* _TASK INPUTS_:
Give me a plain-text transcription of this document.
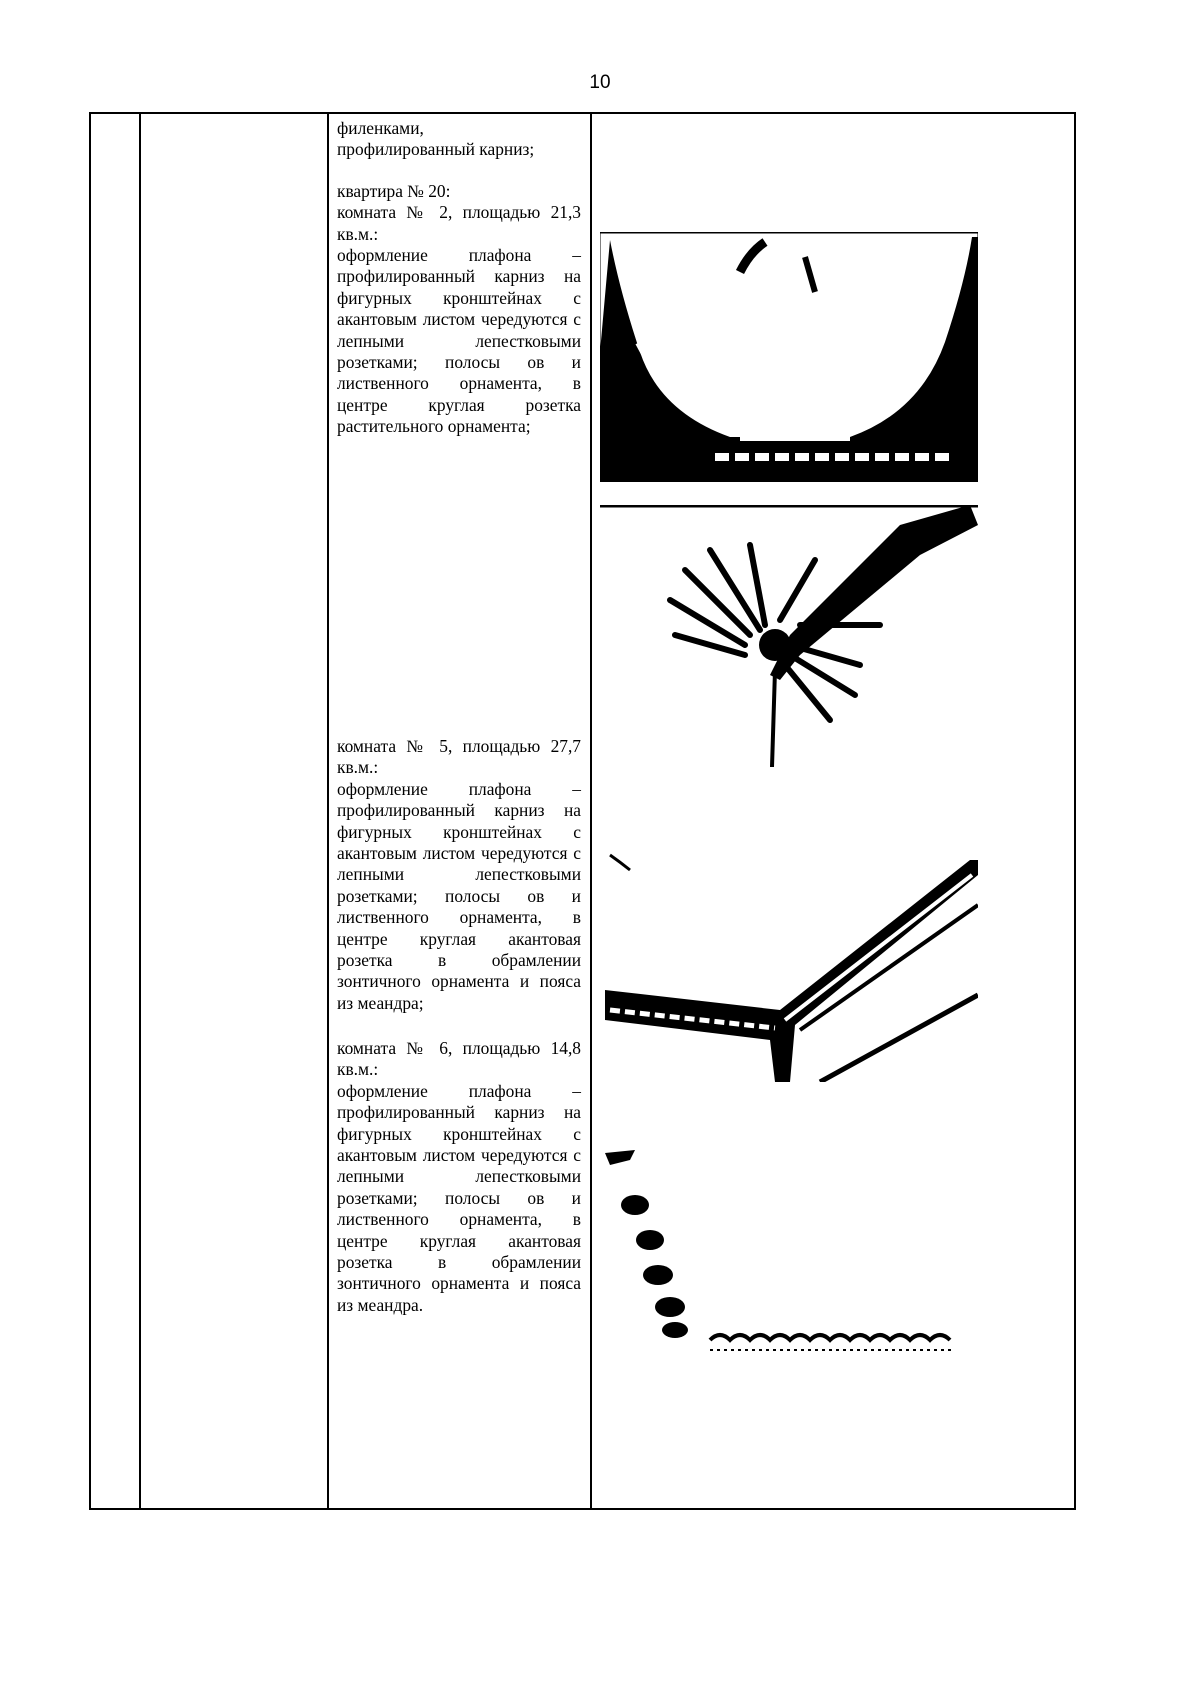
10

филенками,

профилированный карниз;

квартира № 20:

комната № 2, площадью 21,3 кв.м.:

оформление плафона – профилированный карниз на фигурных кронштейнах с акантовым листом чередуются с лепными лепестковыми розетками; полосы ов и лиственного орнамента, в центре круглая розетка растительного орнамента;

комната № 5, площадью 27,7 кв.м.:

оформление плафона – профилированный карниз на фигурных кронштейнах с акантовым листом чередуются с лепными лепестковыми розетками; полосы ов и лиственного орнамента, в центре круглая акантовая розетка в обрамлении зонтичного орнамента и пояса из меандра;

комната № 6, площадью 14,8 кв.м.:

оформление плафона – профилированный карниз на фигурных кронштейнах с акантовым листом чередуются с лепными лепестковыми розетками; полосы ов и лиственного орнамента, в центре круглая акантовая розетка в обрамлении зонтичного орнамента и пояса из меандра.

* _WHAT THIS TASK INVOLVES_: Looking at the records above, tally the lines holding "площадью" and reply with that number only.

* _TASK ANSWER_: 3